Task description — Show each line that has the string "HDMI" in it.

## Begin Data supplied

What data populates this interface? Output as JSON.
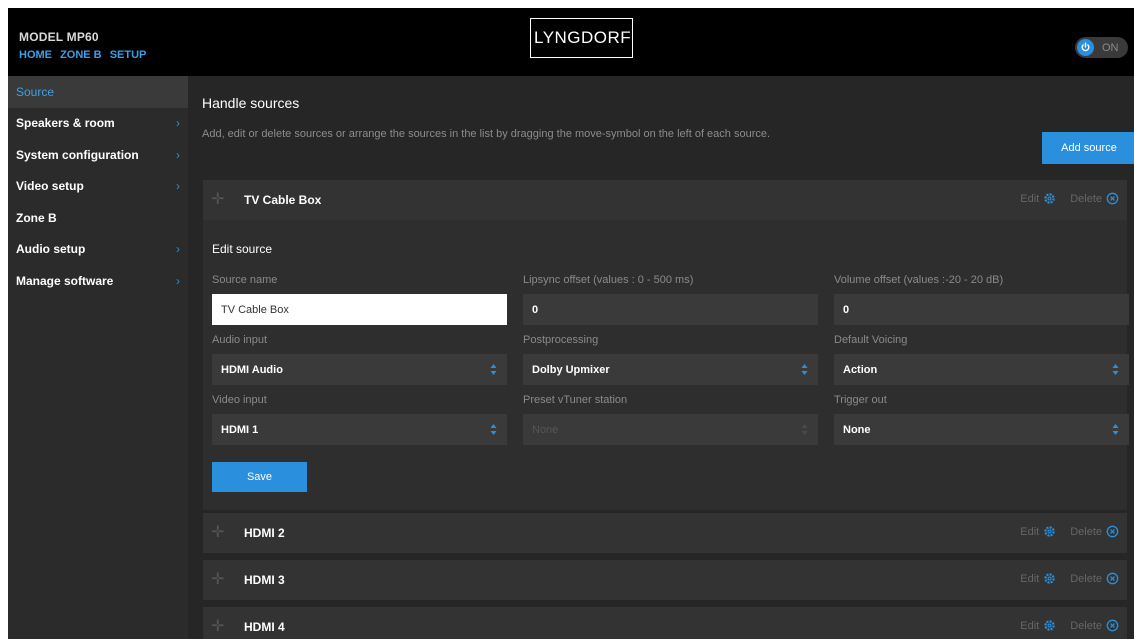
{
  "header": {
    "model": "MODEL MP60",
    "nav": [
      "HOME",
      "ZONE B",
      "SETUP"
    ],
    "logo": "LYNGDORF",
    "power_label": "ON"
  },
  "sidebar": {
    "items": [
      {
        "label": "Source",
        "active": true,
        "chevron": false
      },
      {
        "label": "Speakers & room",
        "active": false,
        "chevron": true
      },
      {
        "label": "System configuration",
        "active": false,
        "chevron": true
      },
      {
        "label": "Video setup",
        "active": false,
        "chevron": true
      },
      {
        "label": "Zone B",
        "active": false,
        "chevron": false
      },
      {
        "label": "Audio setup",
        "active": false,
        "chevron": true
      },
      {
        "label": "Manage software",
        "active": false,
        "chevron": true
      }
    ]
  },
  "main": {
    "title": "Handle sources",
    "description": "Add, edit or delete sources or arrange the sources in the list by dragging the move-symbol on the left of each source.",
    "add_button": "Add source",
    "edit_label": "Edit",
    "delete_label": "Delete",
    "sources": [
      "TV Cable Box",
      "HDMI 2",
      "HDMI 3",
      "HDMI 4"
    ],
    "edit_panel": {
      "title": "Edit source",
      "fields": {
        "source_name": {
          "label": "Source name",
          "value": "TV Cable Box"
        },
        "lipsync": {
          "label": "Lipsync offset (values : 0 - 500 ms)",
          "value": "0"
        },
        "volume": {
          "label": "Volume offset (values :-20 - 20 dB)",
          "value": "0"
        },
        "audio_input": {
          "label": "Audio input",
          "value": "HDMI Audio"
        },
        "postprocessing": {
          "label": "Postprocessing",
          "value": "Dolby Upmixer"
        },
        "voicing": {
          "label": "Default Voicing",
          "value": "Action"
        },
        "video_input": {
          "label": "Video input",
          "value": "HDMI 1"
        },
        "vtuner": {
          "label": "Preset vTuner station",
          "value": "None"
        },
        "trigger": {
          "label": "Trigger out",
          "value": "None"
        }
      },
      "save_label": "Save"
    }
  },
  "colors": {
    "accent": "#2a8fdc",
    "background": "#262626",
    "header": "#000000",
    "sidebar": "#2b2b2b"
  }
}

## End Data supplied
## Begin Data supplied

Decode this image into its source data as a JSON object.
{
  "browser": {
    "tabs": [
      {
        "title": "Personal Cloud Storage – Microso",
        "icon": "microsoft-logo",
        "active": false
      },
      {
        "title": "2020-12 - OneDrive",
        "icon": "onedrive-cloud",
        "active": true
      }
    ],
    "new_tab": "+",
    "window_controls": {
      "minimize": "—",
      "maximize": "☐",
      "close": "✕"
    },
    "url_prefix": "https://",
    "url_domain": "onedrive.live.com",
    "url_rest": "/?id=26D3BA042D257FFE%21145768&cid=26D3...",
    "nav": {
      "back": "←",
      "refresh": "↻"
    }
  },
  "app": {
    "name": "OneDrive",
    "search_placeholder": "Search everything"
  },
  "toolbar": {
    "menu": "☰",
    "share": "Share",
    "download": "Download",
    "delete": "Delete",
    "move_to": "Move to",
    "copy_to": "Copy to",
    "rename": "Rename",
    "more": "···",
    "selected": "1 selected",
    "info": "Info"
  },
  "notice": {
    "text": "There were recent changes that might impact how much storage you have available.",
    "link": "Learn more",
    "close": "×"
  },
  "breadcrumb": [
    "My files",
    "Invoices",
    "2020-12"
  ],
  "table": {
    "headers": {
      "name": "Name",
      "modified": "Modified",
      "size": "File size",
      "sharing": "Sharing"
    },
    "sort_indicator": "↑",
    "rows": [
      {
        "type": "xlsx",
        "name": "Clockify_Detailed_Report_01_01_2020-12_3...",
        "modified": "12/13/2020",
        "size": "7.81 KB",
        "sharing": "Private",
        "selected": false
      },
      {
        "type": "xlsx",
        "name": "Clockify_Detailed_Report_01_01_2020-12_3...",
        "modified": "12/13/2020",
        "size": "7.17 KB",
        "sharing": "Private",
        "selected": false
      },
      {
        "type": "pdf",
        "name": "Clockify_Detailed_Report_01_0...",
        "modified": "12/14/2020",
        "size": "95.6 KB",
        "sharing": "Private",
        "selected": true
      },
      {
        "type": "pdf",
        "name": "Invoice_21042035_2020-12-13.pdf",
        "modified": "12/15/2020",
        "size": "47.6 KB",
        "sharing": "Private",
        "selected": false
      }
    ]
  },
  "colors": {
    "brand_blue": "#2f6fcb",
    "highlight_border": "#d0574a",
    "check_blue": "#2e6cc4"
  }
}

## End Data supplied

Solution below —
      "HDMI 2",
      "HDMI 3",
      "HDMI 4"
          "value": "HDMI Audio"
          "value": "HDMI 1"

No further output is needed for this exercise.